[Collected data]
## Begin

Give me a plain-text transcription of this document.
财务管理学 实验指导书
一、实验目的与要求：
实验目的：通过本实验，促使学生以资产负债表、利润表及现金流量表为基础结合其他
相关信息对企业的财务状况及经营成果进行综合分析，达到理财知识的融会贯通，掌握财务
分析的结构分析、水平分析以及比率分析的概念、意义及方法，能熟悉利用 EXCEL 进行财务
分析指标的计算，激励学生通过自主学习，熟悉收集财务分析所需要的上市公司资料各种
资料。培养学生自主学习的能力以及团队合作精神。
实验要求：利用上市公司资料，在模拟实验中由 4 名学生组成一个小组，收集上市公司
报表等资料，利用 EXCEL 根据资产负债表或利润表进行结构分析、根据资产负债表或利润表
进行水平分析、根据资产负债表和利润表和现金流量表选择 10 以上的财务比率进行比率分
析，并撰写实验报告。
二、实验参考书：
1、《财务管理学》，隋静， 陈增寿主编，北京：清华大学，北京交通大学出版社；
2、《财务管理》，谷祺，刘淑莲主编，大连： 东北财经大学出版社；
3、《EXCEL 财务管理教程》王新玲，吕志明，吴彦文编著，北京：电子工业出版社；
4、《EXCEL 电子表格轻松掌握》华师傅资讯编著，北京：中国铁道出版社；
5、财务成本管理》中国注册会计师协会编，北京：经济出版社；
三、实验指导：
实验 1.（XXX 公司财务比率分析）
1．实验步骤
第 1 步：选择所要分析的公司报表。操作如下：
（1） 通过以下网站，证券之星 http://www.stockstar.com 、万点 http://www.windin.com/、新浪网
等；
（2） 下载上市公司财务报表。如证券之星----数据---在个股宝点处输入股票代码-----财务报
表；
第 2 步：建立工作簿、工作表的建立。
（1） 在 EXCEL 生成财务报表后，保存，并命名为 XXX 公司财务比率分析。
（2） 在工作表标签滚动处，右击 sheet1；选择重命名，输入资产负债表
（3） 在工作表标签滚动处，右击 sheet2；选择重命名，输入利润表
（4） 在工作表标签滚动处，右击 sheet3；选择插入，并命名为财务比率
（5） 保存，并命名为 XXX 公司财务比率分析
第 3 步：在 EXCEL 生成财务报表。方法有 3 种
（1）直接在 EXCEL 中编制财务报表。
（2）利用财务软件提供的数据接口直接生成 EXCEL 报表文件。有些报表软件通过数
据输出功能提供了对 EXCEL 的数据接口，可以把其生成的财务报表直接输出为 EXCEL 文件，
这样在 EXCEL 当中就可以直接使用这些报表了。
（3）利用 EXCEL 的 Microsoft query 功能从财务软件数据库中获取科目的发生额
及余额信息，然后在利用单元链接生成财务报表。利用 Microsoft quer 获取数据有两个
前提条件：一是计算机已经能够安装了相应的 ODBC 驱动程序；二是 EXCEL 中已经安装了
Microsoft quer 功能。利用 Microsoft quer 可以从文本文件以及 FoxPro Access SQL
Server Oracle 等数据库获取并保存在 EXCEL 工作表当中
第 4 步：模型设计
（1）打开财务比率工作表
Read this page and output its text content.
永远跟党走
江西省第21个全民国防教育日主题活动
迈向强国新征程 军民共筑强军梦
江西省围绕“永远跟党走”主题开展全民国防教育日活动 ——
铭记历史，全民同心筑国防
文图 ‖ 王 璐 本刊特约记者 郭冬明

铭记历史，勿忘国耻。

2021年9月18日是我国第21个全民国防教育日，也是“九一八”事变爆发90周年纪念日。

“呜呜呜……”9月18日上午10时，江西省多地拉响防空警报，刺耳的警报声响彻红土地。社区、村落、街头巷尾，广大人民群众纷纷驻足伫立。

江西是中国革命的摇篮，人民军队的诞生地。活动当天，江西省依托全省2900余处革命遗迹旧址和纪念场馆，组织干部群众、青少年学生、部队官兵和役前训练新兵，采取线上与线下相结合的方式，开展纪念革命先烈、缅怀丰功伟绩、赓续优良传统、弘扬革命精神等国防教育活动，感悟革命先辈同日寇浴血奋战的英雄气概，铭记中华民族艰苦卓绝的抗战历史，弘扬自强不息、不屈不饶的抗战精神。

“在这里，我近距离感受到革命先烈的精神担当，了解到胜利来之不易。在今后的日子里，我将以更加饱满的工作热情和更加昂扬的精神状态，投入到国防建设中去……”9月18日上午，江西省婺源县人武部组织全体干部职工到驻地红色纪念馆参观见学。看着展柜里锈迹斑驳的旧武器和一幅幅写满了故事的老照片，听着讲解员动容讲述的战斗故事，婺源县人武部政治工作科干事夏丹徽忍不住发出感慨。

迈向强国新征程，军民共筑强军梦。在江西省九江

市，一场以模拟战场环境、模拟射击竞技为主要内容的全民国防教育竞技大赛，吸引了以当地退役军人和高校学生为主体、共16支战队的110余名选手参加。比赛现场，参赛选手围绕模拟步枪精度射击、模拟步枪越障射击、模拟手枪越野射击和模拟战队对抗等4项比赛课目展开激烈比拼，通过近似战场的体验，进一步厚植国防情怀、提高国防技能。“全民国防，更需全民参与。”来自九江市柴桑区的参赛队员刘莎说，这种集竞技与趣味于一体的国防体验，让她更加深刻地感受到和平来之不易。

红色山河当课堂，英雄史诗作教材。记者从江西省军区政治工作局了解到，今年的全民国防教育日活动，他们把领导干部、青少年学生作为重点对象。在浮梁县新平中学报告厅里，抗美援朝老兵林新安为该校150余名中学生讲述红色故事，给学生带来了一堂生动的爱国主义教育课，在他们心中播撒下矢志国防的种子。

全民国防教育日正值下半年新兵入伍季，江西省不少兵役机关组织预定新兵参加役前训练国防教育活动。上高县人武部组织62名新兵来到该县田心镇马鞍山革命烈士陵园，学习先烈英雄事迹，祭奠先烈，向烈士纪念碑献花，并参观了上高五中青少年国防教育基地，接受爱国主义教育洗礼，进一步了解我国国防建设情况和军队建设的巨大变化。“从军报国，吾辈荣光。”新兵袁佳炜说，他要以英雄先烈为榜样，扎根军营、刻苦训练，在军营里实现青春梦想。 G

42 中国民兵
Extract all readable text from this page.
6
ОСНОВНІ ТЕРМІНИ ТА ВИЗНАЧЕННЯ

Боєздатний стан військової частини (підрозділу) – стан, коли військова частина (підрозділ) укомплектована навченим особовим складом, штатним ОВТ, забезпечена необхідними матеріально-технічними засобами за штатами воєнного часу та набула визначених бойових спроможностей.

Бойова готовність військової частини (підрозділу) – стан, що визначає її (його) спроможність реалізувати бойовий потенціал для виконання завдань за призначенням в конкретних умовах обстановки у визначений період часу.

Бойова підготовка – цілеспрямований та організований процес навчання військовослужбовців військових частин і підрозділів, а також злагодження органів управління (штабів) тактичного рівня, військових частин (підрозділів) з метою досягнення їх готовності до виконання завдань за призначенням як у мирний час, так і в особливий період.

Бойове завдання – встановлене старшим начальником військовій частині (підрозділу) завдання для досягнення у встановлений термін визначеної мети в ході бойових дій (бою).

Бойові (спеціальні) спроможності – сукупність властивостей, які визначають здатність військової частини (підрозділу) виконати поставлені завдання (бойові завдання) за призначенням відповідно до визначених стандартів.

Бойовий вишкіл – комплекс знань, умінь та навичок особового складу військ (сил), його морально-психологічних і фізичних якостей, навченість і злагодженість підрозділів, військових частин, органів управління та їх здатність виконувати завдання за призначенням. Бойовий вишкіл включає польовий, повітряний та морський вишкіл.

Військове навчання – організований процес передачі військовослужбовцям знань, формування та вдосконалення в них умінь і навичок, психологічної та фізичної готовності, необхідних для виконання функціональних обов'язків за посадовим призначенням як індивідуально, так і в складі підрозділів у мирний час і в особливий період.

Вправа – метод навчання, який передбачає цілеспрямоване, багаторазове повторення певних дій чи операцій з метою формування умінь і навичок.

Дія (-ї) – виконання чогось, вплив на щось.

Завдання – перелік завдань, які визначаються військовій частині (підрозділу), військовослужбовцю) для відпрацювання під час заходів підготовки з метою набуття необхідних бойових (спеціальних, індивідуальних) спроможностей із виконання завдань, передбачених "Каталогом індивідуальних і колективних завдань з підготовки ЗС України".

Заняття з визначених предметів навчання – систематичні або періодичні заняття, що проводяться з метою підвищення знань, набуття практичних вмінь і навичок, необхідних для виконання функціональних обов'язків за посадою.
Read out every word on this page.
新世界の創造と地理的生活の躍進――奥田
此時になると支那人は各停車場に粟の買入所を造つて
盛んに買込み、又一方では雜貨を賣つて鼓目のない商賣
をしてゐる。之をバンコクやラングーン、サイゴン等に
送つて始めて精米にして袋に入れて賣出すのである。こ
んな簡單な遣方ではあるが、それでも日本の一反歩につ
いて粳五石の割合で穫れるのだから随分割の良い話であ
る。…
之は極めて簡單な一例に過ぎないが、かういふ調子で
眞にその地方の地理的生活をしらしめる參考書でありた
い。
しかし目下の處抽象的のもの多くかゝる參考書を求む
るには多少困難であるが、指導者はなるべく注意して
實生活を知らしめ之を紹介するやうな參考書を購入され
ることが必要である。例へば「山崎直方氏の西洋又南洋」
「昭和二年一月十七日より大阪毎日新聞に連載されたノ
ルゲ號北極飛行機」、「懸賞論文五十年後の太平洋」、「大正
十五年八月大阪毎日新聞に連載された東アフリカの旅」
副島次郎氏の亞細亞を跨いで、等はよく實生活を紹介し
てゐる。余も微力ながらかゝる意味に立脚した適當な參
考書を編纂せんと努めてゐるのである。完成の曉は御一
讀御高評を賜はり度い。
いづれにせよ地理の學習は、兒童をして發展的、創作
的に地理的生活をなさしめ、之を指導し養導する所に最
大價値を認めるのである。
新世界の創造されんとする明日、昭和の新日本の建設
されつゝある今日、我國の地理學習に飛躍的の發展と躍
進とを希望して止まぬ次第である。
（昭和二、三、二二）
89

## End

[Written exercise]: Give again, word for word, every line from the one holding "Read out every word on this page." to the end of the data.

[Complete response]:
Read out every word on this page.
新世界の創造と地理的生活の躍進――奥田
此時になると支那人は各停車場に粟の買入所を造つて
盛んに買込み、又一方では雜貨を賣つて鼓目のない商賣
をしてゐる。之をバンコクやラングーン、サイゴン等に
送つて始めて精米にして袋に入れて賣出すのである。こ
んな簡單な遣方ではあるが、それでも日本の一反歩につ
いて粳五石の割合で穫れるのだから随分割の良い話であ
る。…
之は極めて簡單な一例に過ぎないが、かういふ調子で
眞にその地方の地理的生活をしらしめる參考書でありた
い。
しかし目下の處抽象的のもの多くかゝる參考書を求む
るには多少困難であるが、指導者はなるべく注意して
實生活を知らしめ之を紹介するやうな參考書を購入され
ることが必要である。例へば「山崎直方氏の西洋又南洋」
「昭和二年一月十七日より大阪毎日新聞に連載されたノ
ルゲ號北極飛行機」、「懸賞論文五十年後の太平洋」、「大正
十五年八月大阪毎日新聞に連載された東アフリカの旅」
副島次郎氏の亞細亞を跨いで、等はよく實生活を紹介し
てゐる。余も微力ながらかゝる意味に立脚した適當な參
考書を編纂せんと努めてゐるのである。完成の曉は御一
讀御高評を賜はり度い。
いづれにせよ地理の學習は、兒童をして發展的、創作
的に地理的生活をなさしめ、之を指導し養導する所に最
大價値を認めるのである。
新世界の創造されんとする明日、昭和の新日本の建設
されつゝある今日、我國の地理學習に飛躍的の發展と躍
進とを希望して止まぬ次第である。
（昭和二、三、二二）
89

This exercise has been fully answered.